— REQUEST —
Which lines hold the word "SPEAKERS"? Show each of them.

— SUPPLIED INFORMATION —

BEGIN

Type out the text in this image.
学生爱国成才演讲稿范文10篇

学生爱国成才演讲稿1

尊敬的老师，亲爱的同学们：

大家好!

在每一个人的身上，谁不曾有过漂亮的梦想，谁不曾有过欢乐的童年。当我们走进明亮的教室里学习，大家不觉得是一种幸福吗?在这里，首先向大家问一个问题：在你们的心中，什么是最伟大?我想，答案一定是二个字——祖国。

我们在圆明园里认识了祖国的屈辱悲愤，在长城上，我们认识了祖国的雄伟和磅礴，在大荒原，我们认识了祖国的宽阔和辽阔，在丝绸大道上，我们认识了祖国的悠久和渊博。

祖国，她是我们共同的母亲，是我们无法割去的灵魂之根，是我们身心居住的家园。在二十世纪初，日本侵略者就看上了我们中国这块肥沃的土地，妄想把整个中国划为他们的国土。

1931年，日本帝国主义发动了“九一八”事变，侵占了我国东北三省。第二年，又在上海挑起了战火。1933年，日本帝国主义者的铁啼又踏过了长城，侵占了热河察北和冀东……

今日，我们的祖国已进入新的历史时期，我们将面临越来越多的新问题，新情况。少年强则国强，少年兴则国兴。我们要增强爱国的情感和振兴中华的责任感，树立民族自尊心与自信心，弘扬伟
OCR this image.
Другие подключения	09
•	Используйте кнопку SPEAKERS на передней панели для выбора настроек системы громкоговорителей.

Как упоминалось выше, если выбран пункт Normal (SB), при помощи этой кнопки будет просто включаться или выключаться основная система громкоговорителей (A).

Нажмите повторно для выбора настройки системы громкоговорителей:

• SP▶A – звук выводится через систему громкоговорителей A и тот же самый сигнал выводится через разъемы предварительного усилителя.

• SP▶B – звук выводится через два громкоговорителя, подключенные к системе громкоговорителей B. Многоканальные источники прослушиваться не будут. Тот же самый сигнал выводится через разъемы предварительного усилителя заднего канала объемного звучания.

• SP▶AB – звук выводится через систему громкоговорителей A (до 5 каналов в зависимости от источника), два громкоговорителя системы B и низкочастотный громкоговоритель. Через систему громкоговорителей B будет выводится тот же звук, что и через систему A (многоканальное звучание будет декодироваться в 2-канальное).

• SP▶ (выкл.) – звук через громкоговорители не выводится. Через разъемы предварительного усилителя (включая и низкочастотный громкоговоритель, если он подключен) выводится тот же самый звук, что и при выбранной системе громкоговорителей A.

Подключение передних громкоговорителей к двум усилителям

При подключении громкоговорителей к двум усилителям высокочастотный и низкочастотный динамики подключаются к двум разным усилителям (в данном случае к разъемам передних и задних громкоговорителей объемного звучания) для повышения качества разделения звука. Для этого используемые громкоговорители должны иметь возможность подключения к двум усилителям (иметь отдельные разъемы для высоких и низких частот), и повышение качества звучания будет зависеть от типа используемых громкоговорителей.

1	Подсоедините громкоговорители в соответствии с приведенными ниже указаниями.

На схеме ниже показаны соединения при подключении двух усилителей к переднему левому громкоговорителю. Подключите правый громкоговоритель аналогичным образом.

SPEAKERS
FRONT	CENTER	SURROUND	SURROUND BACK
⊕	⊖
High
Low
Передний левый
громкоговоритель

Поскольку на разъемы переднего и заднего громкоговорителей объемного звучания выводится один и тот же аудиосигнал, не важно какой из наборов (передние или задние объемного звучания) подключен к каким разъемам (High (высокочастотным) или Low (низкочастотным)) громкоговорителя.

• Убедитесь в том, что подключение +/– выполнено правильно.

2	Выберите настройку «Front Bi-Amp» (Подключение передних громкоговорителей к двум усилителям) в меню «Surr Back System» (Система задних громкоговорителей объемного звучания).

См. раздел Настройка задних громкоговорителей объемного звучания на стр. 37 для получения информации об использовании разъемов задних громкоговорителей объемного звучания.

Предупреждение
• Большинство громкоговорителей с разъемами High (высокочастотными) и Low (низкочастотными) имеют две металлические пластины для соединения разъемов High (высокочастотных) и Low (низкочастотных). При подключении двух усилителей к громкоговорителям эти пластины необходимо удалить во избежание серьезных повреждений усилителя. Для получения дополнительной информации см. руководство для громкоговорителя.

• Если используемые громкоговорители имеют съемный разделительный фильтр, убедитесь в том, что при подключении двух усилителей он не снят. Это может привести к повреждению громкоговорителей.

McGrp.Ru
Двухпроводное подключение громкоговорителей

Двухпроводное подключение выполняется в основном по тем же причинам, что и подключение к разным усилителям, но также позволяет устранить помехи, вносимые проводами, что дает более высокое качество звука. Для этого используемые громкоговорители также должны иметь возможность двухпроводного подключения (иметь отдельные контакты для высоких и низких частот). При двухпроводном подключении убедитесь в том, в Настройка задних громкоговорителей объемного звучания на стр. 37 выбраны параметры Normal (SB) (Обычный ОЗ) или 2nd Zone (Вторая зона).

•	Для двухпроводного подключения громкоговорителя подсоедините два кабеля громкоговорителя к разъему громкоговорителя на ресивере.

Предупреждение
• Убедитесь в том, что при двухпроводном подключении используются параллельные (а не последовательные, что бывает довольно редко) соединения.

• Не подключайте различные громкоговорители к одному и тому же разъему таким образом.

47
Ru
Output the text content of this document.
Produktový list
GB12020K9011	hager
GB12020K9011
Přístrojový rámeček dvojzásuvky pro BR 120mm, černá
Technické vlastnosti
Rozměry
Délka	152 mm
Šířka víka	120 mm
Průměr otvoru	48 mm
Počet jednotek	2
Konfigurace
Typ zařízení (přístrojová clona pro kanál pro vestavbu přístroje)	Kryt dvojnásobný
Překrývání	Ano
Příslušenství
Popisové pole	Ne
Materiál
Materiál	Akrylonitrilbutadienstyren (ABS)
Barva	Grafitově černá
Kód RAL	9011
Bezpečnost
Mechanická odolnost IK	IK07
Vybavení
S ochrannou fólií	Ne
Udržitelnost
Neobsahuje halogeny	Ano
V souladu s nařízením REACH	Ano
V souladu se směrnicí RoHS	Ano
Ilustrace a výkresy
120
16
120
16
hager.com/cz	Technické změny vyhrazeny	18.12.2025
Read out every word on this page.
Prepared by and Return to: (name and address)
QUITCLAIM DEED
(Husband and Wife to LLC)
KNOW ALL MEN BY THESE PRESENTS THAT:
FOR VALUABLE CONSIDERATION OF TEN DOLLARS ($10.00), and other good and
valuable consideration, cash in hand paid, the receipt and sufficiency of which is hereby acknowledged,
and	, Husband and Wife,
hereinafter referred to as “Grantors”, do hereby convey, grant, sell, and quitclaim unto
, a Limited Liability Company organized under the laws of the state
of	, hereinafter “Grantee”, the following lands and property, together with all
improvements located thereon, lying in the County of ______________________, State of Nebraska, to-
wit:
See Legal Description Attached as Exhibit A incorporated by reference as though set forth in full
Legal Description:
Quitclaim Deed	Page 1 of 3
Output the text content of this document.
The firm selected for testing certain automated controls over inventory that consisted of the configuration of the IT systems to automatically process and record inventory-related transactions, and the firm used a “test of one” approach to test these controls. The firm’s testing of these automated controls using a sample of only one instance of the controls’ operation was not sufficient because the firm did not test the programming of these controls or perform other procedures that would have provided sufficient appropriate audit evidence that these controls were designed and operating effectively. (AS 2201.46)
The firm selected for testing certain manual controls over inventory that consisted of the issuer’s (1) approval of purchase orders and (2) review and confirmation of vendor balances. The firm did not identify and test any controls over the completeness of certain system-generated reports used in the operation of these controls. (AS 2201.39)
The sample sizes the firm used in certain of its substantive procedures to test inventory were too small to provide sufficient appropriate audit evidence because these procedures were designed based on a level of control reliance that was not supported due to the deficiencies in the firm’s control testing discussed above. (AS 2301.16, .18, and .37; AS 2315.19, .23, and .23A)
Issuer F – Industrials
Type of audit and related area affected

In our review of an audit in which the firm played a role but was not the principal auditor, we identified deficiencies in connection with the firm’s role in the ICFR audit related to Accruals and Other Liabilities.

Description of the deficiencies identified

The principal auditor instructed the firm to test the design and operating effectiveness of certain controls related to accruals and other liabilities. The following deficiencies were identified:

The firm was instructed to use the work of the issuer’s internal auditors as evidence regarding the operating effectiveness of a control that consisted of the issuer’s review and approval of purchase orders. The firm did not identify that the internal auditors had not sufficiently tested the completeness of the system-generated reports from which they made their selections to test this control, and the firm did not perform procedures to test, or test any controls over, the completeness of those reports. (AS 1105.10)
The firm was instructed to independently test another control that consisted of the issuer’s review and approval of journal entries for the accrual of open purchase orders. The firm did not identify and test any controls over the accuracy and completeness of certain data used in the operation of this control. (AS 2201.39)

END

— CORRECT RESULT —
•	Используйте кнопку SPEAKERS на передней панели для выбора настроек системы громкоговорителей.
SPEAKERS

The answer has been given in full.